■ **PROVIDED RECORDS**:
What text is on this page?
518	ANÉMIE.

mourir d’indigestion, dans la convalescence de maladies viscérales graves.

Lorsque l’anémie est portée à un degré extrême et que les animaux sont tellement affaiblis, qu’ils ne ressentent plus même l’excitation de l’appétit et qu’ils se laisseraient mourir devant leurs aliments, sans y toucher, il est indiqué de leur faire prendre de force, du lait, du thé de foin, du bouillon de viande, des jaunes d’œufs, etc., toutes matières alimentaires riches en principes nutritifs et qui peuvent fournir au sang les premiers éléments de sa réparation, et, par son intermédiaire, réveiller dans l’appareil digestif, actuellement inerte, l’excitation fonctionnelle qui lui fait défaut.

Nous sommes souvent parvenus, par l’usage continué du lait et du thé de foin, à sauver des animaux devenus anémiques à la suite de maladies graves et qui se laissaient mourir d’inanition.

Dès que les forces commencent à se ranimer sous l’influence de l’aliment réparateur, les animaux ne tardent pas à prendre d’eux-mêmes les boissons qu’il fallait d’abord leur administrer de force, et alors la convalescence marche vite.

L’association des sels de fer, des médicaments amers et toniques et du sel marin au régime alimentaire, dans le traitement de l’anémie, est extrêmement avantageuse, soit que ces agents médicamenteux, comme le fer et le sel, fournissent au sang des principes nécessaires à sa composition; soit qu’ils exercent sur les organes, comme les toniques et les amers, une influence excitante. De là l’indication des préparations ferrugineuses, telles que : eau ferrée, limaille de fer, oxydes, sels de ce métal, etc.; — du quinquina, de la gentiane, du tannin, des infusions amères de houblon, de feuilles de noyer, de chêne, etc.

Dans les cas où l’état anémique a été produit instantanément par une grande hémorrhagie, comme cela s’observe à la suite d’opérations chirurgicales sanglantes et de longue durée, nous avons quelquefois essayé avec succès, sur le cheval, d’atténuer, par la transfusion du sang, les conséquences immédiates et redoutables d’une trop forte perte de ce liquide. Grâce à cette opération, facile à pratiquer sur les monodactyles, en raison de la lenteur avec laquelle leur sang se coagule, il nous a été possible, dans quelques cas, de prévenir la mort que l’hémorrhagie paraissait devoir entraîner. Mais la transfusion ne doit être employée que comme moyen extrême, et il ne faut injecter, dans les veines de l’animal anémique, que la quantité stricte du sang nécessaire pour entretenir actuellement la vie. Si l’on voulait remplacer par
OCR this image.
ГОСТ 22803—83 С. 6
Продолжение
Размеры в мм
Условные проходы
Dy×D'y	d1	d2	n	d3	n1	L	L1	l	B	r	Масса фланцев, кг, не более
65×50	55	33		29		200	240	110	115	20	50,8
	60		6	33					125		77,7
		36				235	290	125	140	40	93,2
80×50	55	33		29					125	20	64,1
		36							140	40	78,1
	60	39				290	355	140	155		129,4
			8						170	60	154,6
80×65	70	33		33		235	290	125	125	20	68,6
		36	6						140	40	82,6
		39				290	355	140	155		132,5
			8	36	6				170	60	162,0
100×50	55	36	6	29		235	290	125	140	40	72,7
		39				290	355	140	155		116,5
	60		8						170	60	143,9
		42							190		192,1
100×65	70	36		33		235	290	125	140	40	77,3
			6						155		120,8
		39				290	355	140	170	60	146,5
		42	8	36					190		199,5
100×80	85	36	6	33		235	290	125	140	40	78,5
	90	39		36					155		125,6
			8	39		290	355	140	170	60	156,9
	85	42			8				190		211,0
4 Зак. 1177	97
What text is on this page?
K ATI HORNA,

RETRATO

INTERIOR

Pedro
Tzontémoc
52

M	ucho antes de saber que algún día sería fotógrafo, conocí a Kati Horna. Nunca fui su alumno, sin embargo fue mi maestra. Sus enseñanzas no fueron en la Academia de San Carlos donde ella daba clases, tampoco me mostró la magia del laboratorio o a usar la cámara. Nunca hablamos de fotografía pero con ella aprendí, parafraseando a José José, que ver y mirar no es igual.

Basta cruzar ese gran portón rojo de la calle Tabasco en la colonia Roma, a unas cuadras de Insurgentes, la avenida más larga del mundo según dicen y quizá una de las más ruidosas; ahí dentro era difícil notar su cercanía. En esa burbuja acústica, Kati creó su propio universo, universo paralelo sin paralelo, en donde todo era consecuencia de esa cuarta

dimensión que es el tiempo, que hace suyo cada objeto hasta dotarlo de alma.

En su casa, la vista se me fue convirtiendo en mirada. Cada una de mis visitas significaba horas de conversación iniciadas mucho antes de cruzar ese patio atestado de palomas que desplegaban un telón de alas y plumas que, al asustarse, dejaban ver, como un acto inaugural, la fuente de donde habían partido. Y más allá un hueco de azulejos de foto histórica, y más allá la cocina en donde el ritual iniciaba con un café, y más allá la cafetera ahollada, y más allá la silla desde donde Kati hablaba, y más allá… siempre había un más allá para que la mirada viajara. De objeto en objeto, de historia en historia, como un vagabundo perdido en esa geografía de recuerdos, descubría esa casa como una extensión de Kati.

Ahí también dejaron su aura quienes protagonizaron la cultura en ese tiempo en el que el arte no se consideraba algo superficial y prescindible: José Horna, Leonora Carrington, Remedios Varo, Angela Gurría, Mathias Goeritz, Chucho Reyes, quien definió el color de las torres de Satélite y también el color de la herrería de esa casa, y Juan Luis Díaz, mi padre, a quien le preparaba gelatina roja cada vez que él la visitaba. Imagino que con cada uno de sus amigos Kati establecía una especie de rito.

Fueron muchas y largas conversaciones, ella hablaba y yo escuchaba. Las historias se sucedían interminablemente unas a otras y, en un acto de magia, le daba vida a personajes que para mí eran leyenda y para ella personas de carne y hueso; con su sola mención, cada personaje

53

■ **WORK REQUIRED**: The full set of records should be duplicated exactly.

■ **ANSWER FOR THE TASK**:
What text is on this page?
518	ANÉMIE.

mourir d’indigestion, dans la convalescence de maladies viscérales graves.

Lorsque l’anémie est portée à un degré extrême et que les animaux sont tellement affaiblis, qu’ils ne ressentent plus même l’excitation de l’appétit et qu’ils se laisseraient mourir devant leurs aliments, sans y toucher, il est indiqué de leur faire prendre de force, du lait, du thé de foin, du bouillon de viande, des jaunes d’œufs, etc., toutes matières alimentaires riches en principes nutritifs et qui peuvent fournir au sang les premiers éléments de sa réparation, et, par son intermédiaire, réveiller dans l’appareil digestif, actuellement inerte, l’excitation fonctionnelle qui lui fait défaut.

Nous sommes souvent parvenus, par l’usage continué du lait et du thé de foin, à sauver des animaux devenus anémiques à la suite de maladies graves et qui se laissaient mourir d’inanition.

Dès que les forces commencent à se ranimer sous l’influence de l’aliment réparateur, les animaux ne tardent pas à prendre d’eux-mêmes les boissons qu’il fallait d’abord leur administrer de force, et alors la convalescence marche vite.

L’association des sels de fer, des médicaments amers et toniques et du sel marin au régime alimentaire, dans le traitement de l’anémie, est extrêmement avantageuse, soit que ces agents médicamenteux, comme le fer et le sel, fournissent au sang des principes nécessaires à sa composition; soit qu’ils exercent sur les organes, comme les toniques et les amers, une influence excitante. De là l’indication des préparations ferrugineuses, telles que : eau ferrée, limaille de fer, oxydes, sels de ce métal, etc.; — du quinquina, de la gentiane, du tannin, des infusions amères de houblon, de feuilles de noyer, de chêne, etc.

Dans les cas où l’état anémique a été produit instantanément par une grande hémorrhagie, comme cela s’observe à la suite d’opérations chirurgicales sanglantes et de longue durée, nous avons quelquefois essayé avec succès, sur le cheval, d’atténuer, par la transfusion du sang, les conséquences immédiates et redoutables d’une trop forte perte de ce liquide. Grâce à cette opération, facile à pratiquer sur les monodactyles, en raison de la lenteur avec laquelle leur sang se coagule, il nous a été possible, dans quelques cas, de prévenir la mort que l’hémorrhagie paraissait devoir entraîner. Mais la transfusion ne doit être employée que comme moyen extrême, et il ne faut injecter, dans les veines de l’animal anémique, que la quantité stricte du sang nécessaire pour entretenir actuellement la vie. Si l’on voulait remplacer par
OCR this image.
ГОСТ 22803—83 С. 6
Продолжение
Размеры в мм
Условные проходы
Dy×D'y	d1	d2	n	d3	n1	L	L1	l	B	r	Масса фланцев, кг, не более
65×50	55	33		29		200	240	110	115	20	50,8
	60		6	33					125		77,7
		36				235	290	125	140	40	93,2
80×50	55	33		29					125	20	64,1
		36							140	40	78,1
	60	39				290	355	140	155		129,4
			8						170	60	154,6
80×65	70	33		33		235	290	125	125	20	68,6
		36	6						140	40	82,6
		39				290	355	140	155		132,5
			8	36	6				170	60	162,0
100×50	55	36	6	29		235	290	125	140	40	72,7
		39				290	355	140	155		116,5
	60		8						170	60	143,9
		42							190		192,1
100×65	70	36		33		235	290	125	140	40	77,3
			6						155		120,8
		39				290	355	140	170	60	146,5
		42	8	36					190		199,5
100×80	85	36	6	33		235	290	125	140	40	78,5
	90	39		36					155		125,6
			8	39		290	355	140	170	60	156,9
	85	42			8				190		211,0
4 Зак. 1177	97
What text is on this page?
K ATI HORNA,

RETRATO

INTERIOR

Pedro
Tzontémoc
52

M	ucho antes de saber que algún día sería fotógrafo, conocí a Kati Horna. Nunca fui su alumno, sin embargo fue mi maestra. Sus enseñanzas no fueron en la Academia de San Carlos donde ella daba clases, tampoco me mostró la magia del laboratorio o a usar la cámara. Nunca hablamos de fotografía pero con ella aprendí, parafraseando a José José, que ver y mirar no es igual.

Basta cruzar ese gran portón rojo de la calle Tabasco en la colonia Roma, a unas cuadras de Insurgentes, la avenida más larga del mundo según dicen y quizá una de las más ruidosas; ahí dentro era difícil notar su cercanía. En esa burbuja acústica, Kati creó su propio universo, universo paralelo sin paralelo, en donde todo era consecuencia de esa cuarta

dimensión que es el tiempo, que hace suyo cada objeto hasta dotarlo de alma.

En su casa, la vista se me fue convirtiendo en mirada. Cada una de mis visitas significaba horas de conversación iniciadas mucho antes de cruzar ese patio atestado de palomas que desplegaban un telón de alas y plumas que, al asustarse, dejaban ver, como un acto inaugural, la fuente de donde habían partido. Y más allá un hueco de azulejos de foto histórica, y más allá la cocina en donde el ritual iniciaba con un café, y más allá la cafetera ahollada, y más allá la silla desde donde Kati hablaba, y más allá… siempre había un más allá para que la mirada viajara. De objeto en objeto, de historia en historia, como un vagabundo perdido en esa geografía de recuerdos, descubría esa casa como una extensión de Kati.

Ahí también dejaron su aura quienes protagonizaron la cultura en ese tiempo en el que el arte no se consideraba algo superficial y prescindible: José Horna, Leonora Carrington, Remedios Varo, Angela Gurría, Mathias Goeritz, Chucho Reyes, quien definió el color de las torres de Satélite y también el color de la herrería de esa casa, y Juan Luis Díaz, mi padre, a quien le preparaba gelatina roja cada vez que él la visitaba. Imagino que con cada uno de sus amigos Kati establecía una especie de rito.

Fueron muchas y largas conversaciones, ella hablaba y yo escuchaba. Las historias se sucedían interminablemente unas a otras y, en un acto de magia, le daba vida a personajes que para mí eran leyenda y para ella personas de carne y hueso; con su sola mención, cada personaje

53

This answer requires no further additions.